§ **Exercise requirements**
From the listing below, pull out every line where the string "bottom" appears.

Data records
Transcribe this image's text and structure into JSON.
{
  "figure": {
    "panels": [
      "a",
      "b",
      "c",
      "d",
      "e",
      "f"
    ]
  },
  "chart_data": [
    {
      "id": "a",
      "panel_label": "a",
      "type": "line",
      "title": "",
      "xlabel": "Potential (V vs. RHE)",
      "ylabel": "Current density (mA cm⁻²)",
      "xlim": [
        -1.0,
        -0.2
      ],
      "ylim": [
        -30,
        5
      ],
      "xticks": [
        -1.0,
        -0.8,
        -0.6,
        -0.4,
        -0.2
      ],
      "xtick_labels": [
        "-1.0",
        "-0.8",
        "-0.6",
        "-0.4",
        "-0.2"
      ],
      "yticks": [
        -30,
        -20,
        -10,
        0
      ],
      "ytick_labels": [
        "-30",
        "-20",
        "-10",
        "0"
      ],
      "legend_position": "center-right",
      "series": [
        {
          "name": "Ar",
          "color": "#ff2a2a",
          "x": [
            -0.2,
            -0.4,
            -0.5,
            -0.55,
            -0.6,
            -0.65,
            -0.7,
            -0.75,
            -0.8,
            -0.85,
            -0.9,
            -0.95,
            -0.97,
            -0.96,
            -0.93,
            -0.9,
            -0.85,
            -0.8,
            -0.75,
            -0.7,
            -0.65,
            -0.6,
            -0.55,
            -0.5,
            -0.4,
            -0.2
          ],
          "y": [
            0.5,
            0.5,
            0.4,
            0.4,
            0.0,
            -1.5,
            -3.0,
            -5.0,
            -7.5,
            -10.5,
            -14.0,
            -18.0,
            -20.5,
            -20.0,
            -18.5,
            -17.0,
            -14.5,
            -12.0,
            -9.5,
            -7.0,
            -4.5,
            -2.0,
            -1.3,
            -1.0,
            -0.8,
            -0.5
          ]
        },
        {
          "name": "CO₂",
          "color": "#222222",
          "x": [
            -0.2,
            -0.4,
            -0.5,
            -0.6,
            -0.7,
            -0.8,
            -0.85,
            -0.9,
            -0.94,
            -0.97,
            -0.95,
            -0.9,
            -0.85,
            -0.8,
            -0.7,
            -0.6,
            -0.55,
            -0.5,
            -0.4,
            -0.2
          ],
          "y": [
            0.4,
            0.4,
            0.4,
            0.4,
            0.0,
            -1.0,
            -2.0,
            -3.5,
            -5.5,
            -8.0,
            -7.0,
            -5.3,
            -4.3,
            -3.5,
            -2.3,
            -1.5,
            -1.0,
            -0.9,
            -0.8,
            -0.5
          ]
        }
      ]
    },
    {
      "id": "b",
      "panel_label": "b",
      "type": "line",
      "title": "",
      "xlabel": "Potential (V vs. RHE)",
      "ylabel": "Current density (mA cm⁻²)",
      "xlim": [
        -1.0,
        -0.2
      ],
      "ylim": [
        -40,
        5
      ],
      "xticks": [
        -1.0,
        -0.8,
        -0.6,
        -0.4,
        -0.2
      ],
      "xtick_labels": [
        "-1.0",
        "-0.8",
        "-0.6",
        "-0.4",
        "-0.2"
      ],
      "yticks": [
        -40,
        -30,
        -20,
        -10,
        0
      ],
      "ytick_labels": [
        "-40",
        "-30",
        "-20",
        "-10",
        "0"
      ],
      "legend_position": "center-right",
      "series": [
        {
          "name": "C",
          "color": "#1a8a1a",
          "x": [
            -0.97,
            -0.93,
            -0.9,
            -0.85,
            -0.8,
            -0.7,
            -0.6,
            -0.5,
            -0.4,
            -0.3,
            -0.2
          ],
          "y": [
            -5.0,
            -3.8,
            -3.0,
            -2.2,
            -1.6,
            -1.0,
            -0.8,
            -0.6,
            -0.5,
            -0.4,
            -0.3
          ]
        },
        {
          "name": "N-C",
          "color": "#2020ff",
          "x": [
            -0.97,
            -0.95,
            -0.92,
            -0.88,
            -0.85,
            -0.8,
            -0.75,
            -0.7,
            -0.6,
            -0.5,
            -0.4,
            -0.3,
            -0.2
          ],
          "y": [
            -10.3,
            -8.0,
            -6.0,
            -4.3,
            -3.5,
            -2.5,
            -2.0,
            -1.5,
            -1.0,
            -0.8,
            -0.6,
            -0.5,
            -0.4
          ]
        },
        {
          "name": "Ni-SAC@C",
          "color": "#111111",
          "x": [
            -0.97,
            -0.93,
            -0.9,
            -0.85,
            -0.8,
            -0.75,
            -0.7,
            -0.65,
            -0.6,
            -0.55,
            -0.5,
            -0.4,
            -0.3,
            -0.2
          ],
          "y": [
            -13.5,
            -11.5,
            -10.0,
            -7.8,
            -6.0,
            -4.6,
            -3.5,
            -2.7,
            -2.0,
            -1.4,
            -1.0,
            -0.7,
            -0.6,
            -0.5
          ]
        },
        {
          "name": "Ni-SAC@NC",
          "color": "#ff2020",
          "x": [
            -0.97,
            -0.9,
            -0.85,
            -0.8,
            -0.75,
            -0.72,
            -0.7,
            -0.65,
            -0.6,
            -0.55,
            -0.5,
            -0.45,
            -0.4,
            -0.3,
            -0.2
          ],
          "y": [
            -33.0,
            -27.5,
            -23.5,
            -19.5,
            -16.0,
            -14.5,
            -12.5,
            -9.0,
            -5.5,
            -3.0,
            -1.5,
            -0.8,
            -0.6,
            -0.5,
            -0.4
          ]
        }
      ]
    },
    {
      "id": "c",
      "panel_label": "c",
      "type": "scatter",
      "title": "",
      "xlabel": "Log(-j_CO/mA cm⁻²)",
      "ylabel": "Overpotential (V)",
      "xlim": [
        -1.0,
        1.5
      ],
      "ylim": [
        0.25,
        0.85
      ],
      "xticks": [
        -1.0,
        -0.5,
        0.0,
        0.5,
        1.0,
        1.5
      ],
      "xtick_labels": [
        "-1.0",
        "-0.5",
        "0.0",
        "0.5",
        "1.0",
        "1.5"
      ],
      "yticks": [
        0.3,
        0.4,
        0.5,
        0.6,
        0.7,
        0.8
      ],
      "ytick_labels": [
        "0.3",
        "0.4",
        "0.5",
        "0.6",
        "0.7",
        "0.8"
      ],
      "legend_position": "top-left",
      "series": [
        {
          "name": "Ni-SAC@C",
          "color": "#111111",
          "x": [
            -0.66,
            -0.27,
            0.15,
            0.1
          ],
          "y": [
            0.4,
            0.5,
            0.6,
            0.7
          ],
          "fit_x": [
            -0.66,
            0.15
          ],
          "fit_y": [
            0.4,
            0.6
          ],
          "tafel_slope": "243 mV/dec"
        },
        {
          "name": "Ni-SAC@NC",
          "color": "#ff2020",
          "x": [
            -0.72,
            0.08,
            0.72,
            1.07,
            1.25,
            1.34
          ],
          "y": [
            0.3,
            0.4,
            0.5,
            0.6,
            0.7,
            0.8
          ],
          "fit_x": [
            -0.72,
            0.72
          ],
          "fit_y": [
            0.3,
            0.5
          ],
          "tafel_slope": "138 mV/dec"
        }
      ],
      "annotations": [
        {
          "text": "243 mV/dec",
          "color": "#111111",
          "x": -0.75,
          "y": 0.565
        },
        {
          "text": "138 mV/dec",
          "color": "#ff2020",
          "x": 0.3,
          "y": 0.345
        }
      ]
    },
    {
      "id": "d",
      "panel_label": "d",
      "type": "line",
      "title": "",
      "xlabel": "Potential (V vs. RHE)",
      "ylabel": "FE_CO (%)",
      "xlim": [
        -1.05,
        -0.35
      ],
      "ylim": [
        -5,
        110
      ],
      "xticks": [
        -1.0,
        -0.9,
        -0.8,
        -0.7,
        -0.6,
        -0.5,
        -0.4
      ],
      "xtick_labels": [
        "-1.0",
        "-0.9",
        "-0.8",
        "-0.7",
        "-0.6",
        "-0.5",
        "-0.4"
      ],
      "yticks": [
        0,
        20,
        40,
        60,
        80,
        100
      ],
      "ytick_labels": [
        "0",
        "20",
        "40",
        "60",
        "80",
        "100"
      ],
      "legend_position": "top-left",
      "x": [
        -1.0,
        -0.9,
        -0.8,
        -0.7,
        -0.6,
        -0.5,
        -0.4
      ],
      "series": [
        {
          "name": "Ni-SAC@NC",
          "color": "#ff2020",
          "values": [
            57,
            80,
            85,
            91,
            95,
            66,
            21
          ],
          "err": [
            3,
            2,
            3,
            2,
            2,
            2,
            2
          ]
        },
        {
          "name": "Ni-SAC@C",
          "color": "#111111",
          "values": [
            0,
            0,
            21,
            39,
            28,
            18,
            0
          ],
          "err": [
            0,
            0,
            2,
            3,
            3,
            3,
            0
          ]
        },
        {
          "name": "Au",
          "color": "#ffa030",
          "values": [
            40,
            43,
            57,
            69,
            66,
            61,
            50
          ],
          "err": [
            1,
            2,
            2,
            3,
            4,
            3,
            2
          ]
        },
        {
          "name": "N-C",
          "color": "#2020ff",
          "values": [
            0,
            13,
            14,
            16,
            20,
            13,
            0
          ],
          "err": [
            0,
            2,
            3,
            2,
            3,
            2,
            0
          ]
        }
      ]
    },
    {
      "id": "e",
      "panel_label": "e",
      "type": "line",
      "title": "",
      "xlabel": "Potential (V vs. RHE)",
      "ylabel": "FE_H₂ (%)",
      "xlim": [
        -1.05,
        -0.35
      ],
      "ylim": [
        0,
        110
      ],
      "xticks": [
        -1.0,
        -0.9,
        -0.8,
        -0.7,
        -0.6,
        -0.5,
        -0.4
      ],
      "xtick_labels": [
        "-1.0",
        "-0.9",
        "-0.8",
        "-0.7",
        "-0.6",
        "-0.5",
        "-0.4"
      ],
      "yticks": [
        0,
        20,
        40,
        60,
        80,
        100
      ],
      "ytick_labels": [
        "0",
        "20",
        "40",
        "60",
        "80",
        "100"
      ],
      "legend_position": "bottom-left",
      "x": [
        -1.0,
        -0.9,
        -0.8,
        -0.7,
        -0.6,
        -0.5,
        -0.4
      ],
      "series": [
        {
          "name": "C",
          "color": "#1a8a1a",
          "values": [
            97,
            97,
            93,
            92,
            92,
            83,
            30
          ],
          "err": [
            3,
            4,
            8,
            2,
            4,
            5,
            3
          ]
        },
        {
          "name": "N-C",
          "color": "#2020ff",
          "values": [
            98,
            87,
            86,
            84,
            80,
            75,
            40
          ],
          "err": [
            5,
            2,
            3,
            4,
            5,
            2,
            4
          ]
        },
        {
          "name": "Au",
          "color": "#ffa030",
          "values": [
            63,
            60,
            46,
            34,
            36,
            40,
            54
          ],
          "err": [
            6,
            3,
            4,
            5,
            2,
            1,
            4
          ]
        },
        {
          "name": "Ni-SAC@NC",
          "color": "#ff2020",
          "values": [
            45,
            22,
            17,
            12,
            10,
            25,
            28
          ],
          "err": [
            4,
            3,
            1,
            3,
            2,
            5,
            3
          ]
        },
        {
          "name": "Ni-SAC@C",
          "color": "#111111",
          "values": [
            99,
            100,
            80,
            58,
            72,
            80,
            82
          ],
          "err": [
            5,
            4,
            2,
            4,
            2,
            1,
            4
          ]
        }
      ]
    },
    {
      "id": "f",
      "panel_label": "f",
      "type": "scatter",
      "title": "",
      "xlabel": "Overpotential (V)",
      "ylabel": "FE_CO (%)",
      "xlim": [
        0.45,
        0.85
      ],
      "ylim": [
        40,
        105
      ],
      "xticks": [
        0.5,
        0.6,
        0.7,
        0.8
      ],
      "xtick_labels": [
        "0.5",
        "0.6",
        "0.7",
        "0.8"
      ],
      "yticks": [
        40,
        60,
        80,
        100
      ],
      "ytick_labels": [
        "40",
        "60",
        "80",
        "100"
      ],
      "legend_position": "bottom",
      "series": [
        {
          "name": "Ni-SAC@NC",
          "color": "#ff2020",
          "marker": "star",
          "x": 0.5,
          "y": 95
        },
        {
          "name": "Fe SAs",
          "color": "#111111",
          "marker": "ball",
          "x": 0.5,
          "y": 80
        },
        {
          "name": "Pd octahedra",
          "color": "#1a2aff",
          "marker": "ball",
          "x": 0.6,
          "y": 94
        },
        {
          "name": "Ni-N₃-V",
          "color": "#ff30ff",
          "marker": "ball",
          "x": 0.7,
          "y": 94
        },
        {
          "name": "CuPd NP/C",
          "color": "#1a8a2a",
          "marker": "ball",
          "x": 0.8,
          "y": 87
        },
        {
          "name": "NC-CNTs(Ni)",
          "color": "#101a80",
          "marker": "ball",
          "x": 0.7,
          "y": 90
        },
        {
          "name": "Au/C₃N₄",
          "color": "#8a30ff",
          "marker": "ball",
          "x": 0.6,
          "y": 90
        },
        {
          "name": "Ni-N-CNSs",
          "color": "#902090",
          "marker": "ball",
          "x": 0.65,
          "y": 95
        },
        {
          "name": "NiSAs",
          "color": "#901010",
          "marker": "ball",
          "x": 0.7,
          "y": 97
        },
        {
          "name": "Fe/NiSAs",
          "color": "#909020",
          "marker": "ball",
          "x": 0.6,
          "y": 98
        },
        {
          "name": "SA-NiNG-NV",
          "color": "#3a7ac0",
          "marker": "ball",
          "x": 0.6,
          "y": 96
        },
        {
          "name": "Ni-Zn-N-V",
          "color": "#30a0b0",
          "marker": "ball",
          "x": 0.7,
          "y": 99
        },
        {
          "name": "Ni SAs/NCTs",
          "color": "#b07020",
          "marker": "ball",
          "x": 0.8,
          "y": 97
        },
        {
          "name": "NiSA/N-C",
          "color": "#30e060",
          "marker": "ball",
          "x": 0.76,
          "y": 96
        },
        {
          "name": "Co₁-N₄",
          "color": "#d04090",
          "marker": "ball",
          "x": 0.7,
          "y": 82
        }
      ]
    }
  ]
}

§ **Exercise response**
      "legend_position": "bottom-left",
      "legend_position": "bottom",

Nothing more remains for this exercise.